__THE REQUEST__: Write out each entry again. Keep every word exactly as it is.

[Figure data in JSON]
## BEGIN

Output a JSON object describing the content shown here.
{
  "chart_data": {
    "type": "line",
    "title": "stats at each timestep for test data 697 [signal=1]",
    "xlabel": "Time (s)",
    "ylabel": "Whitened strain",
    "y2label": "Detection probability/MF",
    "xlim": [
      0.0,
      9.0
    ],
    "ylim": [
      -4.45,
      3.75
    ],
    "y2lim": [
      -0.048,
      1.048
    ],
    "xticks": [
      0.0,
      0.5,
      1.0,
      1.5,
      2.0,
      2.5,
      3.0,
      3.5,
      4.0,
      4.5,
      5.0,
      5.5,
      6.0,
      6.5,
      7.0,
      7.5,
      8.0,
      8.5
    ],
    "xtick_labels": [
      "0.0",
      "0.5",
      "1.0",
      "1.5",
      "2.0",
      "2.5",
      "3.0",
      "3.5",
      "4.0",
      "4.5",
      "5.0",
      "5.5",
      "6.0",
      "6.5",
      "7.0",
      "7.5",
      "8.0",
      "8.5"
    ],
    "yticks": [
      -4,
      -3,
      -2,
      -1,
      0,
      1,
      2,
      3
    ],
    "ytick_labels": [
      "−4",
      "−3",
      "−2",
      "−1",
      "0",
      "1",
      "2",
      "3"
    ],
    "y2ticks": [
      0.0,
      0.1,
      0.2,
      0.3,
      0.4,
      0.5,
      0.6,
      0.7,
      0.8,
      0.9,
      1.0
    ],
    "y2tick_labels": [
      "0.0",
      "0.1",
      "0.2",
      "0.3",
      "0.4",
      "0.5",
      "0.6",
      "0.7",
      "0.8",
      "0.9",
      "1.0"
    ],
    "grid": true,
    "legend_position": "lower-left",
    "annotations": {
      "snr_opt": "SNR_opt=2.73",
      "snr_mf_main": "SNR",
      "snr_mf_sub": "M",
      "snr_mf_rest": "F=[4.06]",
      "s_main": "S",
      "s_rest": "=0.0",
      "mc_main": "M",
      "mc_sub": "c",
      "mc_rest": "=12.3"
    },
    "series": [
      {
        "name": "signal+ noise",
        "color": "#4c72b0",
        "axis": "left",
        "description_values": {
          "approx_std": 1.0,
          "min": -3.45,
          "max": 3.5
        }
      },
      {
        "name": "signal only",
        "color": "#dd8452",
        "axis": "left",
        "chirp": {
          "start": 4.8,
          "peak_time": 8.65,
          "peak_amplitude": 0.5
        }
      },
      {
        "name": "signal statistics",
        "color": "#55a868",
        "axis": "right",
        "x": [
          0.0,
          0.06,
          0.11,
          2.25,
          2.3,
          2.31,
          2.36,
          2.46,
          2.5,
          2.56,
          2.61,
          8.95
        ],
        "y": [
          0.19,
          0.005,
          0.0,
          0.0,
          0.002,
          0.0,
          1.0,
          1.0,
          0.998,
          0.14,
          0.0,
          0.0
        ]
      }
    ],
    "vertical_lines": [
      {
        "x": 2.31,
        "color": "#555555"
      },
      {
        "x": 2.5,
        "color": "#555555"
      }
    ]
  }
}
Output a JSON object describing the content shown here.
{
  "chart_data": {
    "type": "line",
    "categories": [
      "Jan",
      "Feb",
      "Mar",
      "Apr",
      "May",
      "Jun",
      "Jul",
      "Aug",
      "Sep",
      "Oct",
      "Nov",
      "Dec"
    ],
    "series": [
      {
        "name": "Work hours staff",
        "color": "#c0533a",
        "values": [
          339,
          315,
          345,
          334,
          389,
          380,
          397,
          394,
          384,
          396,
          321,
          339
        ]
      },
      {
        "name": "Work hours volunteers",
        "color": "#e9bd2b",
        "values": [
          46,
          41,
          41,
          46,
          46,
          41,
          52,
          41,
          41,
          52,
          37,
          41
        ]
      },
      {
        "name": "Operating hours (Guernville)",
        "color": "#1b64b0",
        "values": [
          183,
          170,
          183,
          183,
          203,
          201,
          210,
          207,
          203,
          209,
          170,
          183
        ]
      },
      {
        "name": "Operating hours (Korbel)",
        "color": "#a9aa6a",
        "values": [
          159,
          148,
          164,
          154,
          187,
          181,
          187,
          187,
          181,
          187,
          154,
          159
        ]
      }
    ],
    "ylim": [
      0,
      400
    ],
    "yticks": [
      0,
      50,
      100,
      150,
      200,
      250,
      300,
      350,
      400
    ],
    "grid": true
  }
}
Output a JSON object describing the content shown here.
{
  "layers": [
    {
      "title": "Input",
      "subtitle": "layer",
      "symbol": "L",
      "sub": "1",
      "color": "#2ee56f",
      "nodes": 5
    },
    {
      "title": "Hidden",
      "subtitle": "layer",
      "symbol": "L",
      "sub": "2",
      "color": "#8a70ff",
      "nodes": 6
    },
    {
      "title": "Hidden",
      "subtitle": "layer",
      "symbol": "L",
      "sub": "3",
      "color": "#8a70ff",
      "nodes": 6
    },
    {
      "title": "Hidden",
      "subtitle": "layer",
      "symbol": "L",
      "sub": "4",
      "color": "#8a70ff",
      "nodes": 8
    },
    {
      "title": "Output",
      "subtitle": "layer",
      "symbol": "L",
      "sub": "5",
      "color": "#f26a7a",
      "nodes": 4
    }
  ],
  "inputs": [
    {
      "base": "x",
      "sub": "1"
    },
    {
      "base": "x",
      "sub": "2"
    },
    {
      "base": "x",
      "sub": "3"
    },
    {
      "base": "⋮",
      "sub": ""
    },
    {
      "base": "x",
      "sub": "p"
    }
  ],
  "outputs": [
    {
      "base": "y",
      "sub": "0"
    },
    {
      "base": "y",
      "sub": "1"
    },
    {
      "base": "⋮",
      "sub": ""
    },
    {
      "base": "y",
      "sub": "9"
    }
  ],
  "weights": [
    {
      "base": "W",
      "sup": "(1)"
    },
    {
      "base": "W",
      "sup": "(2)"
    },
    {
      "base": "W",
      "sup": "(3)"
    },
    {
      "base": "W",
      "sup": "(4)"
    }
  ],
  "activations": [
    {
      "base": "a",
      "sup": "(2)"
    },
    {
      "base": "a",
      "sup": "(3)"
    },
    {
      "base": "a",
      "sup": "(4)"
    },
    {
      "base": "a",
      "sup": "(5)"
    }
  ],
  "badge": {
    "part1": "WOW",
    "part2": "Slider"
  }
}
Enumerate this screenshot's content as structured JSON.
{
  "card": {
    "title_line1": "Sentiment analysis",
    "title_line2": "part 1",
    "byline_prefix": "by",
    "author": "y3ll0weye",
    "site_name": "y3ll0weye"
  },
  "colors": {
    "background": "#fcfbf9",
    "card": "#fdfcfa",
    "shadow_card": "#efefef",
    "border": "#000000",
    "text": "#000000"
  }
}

## END

__SOLVED EXERCISE__:
Output a JSON object describing the content shown here.
{
  "chart_data": {
    "type": "line",
    "title": "stats at each timestep for test data 697 [signal=1]",
    "xlabel": "Time (s)",
    "ylabel": "Whitened strain",
    "y2label": "Detection probability/MF",
    "xlim": [
      0.0,
      9.0
    ],
    "ylim": [
      -4.45,
      3.75
    ],
    "y2lim": [
      -0.048,
      1.048
    ],
    "xticks": [
      0.0,
      0.5,
      1.0,
      1.5,
      2.0,
      2.5,
      3.0,
      3.5,
      4.0,
      4.5,
      5.0,
      5.5,
      6.0,
      6.5,
      7.0,
      7.5,
      8.0,
      8.5
    ],
    "xtick_labels": [
      "0.0",
      "0.5",
      "1.0",
      "1.5",
      "2.0",
      "2.5",
      "3.0",
      "3.5",
      "4.0",
      "4.5",
      "5.0",
      "5.5",
      "6.0",
      "6.5",
      "7.0",
      "7.5",
      "8.0",
      "8.5"
    ],
    "yticks": [
      -4,
      -3,
      -2,
      -1,
      0,
      1,
      2,
      3
    ],
    "ytick_labels": [
      "−4",
      "−3",
      "−2",
      "−1",
      "0",
      "1",
      "2",
      "3"
    ],
    "y2ticks": [
      0.0,
      0.1,
      0.2,
      0.3,
      0.4,
      0.5,
      0.6,
      0.7,
      0.8,
      0.9,
      1.0
    ],
    "y2tick_labels": [
      "0.0",
      "0.1",
      "0.2",
      "0.3",
      "0.4",
      "0.5",
      "0.6",
      "0.7",
      "0.8",
      "0.9",
      "1.0"
    ],
    "grid": true,
    "legend_position": "lower-left",
    "annotations": {
      "snr_opt": "SNR_opt=2.73",
      "snr_mf_main": "SNR",
      "snr_mf_sub": "M",
      "snr_mf_rest": "F=[4.06]",
      "s_main": "S",
      "s_rest": "=0.0",
      "mc_main": "M",
      "mc_sub": "c",
      "mc_rest": "=12.3"
    },
    "series": [
      {
        "name": "signal+ noise",
        "color": "#4c72b0",
        "axis": "left",
        "description_values": {
          "approx_std": 1.0,
          "min": -3.45,
          "max": 3.5
        }
      },
      {
        "name": "signal only",
        "color": "#dd8452",
        "axis": "left",
        "chirp": {
          "start": 4.8,
          "peak_time": 8.65,
          "peak_amplitude": 0.5
        }
      },
      {
        "name": "signal statistics",
        "color": "#55a868",
        "axis": "right",
        "x": [
          0.0,
          0.06,
          0.11,
          2.25,
          2.3,
          2.31,
          2.36,
          2.46,
          2.5,
          2.56,
          2.61,
          8.95
        ],
        "y": [
          0.19,
          0.005,
          0.0,
          0.0,
          0.002,
          0.0,
          1.0,
          1.0,
          0.998,
          0.14,
          0.0,
          0.0
        ]
      }
    ],
    "vertical_lines": [
      {
        "x": 2.31,
        "color": "#555555"
      },
      {
        "x": 2.5,
        "color": "#555555"
      }
    ]
  }
}
Output a JSON object describing the content shown here.
{
  "chart_data": {
    "type": "line",
    "categories": [
      "Jan",
      "Feb",
      "Mar",
      "Apr",
      "May",
      "Jun",
      "Jul",
      "Aug",
      "Sep",
      "Oct",
      "Nov",
      "Dec"
    ],
    "series": [
      {
        "name": "Work hours staff",
        "color": "#c0533a",
        "values": [
          339,
          315,
          345,
          334,
          389,
          380,
          397,
          394,
          384,
          396,
          321,
          339
        ]
      },
      {
        "name": "Work hours volunteers",
        "color": "#e9bd2b",
        "values": [
          46,
          41,
          41,
          46,
          46,
          41,
          52,
          41,
          41,
          52,
          37,
          41
        ]
      },
      {
        "name": "Operating hours (Guernville)",
        "color": "#1b64b0",
        "values": [
          183,
          170,
          183,
          183,
          203,
          201,
          210,
          207,
          203,
          209,
          170,
          183
        ]
      },
      {
        "name": "Operating hours (Korbel)",
        "color": "#a9aa6a",
        "values": [
          159,
          148,
          164,
          154,
          187,
          181,
          187,
          187,
          181,
          187,
          154,
          159
        ]
      }
    ],
    "ylim": [
      0,
      400
    ],
    "yticks": [
      0,
      50,
      100,
      150,
      200,
      250,
      300,
      350,
      400
    ],
    "grid": true
  }
}
Output a JSON object describing the content shown here.
{
  "layers": [
    {
      "title": "Input",
      "subtitle": "layer",
      "symbol": "L",
      "sub": "1",
      "color": "#2ee56f",
      "nodes": 5
    },
    {
      "title": "Hidden",
      "subtitle": "layer",
      "symbol": "L",
      "sub": "2",
      "color": "#8a70ff",
      "nodes": 6
    },
    {
      "title": "Hidden",
      "subtitle": "layer",
      "symbol": "L",
      "sub": "3",
      "color": "#8a70ff",
      "nodes": 6
    },
    {
      "title": "Hidden",
      "subtitle": "layer",
      "symbol": "L",
      "sub": "4",
      "color": "#8a70ff",
      "nodes": 8
    },
    {
      "title": "Output",
      "subtitle": "layer",
      "symbol": "L",
      "sub": "5",
      "color": "#f26a7a",
      "nodes": 4
    }
  ],
  "inputs": [
    {
      "base": "x",
      "sub": "1"
    },
    {
      "base": "x",
      "sub": "2"
    },
    {
      "base": "x",
      "sub": "3"
    },
    {
      "base": "⋮",
      "sub": ""
    },
    {
      "base": "x",
      "sub": "p"
    }
  ],
  "outputs": [
    {
      "base": "y",
      "sub": "0"
    },
    {
      "base": "y",
      "sub": "1"
    },
    {
      "base": "⋮",
      "sub": ""
    },
    {
      "base": "y",
      "sub": "9"
    }
  ],
  "weights": [
    {
      "base": "W",
      "sup": "(1)"
    },
    {
      "base": "W",
      "sup": "(2)"
    },
    {
      "base": "W",
      "sup": "(3)"
    },
    {
      "base": "W",
      "sup": "(4)"
    }
  ],
  "activations": [
    {
      "base": "a",
      "sup": "(2)"
    },
    {
      "base": "a",
      "sup": "(3)"
    },
    {
      "base": "a",
      "sup": "(4)"
    },
    {
      "base": "a",
      "sup": "(5)"
    }
  ],
  "badge": {
    "part1": "WOW",
    "part2": "Slider"
  }
}
Enumerate this screenshot's content as structured JSON.
{
  "card": {
    "title_line1": "Sentiment analysis",
    "title_line2": "part 1",
    "byline_prefix": "by",
    "author": "y3ll0weye",
    "site_name": "y3ll0weye"
  },
  "colors": {
    "background": "#fcfbf9",
    "card": "#fdfcfa",
    "shadow_card": "#efefef",
    "border": "#000000",
    "text": "#000000"
  }
}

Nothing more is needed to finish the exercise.